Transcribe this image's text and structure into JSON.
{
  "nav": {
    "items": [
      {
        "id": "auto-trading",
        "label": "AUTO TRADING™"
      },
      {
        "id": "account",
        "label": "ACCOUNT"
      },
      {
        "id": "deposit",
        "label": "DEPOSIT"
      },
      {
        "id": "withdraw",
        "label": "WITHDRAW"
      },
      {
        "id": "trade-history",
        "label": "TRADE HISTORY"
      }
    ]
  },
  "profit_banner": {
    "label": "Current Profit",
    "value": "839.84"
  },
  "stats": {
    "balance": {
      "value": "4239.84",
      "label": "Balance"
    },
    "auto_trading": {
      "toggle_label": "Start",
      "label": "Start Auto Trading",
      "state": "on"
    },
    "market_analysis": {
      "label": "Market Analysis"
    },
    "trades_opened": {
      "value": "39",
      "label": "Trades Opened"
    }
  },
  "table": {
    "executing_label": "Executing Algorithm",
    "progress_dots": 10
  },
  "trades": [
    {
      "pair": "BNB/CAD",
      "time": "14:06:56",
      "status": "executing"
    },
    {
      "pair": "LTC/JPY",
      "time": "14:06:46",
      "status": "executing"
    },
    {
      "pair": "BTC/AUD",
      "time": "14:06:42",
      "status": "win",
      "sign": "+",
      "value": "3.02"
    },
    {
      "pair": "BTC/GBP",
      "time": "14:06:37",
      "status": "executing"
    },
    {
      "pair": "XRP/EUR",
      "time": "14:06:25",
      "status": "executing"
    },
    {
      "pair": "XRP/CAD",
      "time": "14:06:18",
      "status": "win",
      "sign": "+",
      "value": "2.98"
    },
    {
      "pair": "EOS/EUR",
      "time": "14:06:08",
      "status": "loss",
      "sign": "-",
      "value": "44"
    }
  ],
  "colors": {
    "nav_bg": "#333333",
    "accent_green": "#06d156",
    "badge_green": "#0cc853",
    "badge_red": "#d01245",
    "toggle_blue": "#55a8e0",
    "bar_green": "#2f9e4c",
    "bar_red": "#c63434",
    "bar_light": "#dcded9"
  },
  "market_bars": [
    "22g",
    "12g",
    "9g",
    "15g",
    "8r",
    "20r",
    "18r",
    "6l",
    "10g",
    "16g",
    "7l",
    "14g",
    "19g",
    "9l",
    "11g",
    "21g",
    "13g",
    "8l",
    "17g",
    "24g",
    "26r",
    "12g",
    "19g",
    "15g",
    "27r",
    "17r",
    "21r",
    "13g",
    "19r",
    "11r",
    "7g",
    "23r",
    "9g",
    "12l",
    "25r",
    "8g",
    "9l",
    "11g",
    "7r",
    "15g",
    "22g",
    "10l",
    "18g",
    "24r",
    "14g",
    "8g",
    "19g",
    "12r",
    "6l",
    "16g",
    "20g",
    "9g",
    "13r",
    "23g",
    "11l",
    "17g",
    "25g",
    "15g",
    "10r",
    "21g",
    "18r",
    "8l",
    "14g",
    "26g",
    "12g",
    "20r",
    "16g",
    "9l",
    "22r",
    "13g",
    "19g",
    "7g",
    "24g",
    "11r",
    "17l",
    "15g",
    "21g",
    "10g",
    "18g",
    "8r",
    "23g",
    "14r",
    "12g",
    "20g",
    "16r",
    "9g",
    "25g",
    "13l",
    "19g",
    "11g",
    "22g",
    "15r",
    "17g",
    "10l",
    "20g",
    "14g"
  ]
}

Problem
From the records above, extract every entry exactly as given.

Response
Transcribe this image's text and structure into JSON.
{
  "nav": {
    "items": [
      {
        "id": "auto-trading",
        "label": "AUTO TRADING™"
      },
      {
        "id": "account",
        "label": "ACCOUNT"
      },
      {
        "id": "deposit",
        "label": "DEPOSIT"
      },
      {
        "id": "withdraw",
        "label": "WITHDRAW"
      },
      {
        "id": "trade-history",
        "label": "TRADE HISTORY"
      }
    ]
  },
  "profit_banner": {
    "label": "Current Profit",
    "value": "839.84"
  },
  "stats": {
    "balance": {
      "value": "4239.84",
      "label": "Balance"
    },
    "auto_trading": {
      "toggle_label": "Start",
      "label": "Start Auto Trading",
      "state": "on"
    },
    "market_analysis": {
      "label": "Market Analysis"
    },
    "trades_opened": {
      "value": "39",
      "label": "Trades Opened"
    }
  },
  "table": {
    "executing_label": "Executing Algorithm",
    "progress_dots": 10
  },
  "trades": [
    {
      "pair": "BNB/CAD",
      "time": "14:06:56",
      "status": "executing"
    },
    {
      "pair": "LTC/JPY",
      "time": "14:06:46",
      "status": "executing"
    },
    {
      "pair": "BTC/AUD",
      "time": "14:06:42",
      "status": "win",
      "sign": "+",
      "value": "3.02"
    },
    {
      "pair": "BTC/GBP",
      "time": "14:06:37",
      "status": "executing"
    },
    {
      "pair": "XRP/EUR",
      "time": "14:06:25",
      "status": "executing"
    },
    {
      "pair": "XRP/CAD",
      "time": "14:06:18",
      "status": "win",
      "sign": "+",
      "value": "2.98"
    },
    {
      "pair": "EOS/EUR",
      "time": "14:06:08",
      "status": "loss",
      "sign": "-",
      "value": "44"
    }
  ],
  "colors": {
    "nav_bg": "#333333",
    "accent_green": "#06d156",
    "badge_green": "#0cc853",
    "badge_red": "#d01245",
    "toggle_blue": "#55a8e0",
    "bar_green": "#2f9e4c",
    "bar_red": "#c63434",
    "bar_light": "#dcded9"
  },
  "market_bars": [
    "22g",
    "12g",
    "9g",
    "15g",
    "8r",
    "20r",
    "18r",
    "6l",
    "10g",
    "16g",
    "7l",
    "14g",
    "19g",
    "9l",
    "11g",
    "21g",
    "13g",
    "8l",
    "17g",
    "24g",
    "26r",
    "12g",
    "19g",
    "15g",
    "27r",
    "17r",
    "21r",
    "13g",
    "19r",
    "11r",
    "7g",
    "23r",
    "9g",
    "12l",
    "25r",
    "8g",
    "9l",
    "11g",
    "7r",
    "15g",
    "22g",
    "10l",
    "18g",
    "24r",
    "14g",
    "8g",
    "19g",
    "12r",
    "6l",
    "16g",
    "20g",
    "9g",
    "13r",
    "23g",
    "11l",
    "17g",
    "25g",
    "15g",
    "10r",
    "21g",
    "18r",
    "8l",
    "14g",
    "26g",
    "12g",
    "20r",
    "16g",
    "9l",
    "22r",
    "13g",
    "19g",
    "7g",
    "24g",
    "11r",
    "17l",
    "15g",
    "21g",
    "10g",
    "18g",
    "8r",
    "23g",
    "14r",
    "12g",
    "20g",
    "16r",
    "9g",
    "25g",
    "13l",
    "19g",
    "11g",
    "22g",
    "15r",
    "17g",
    "10l",
    "20g",
    "14g"
  ]
}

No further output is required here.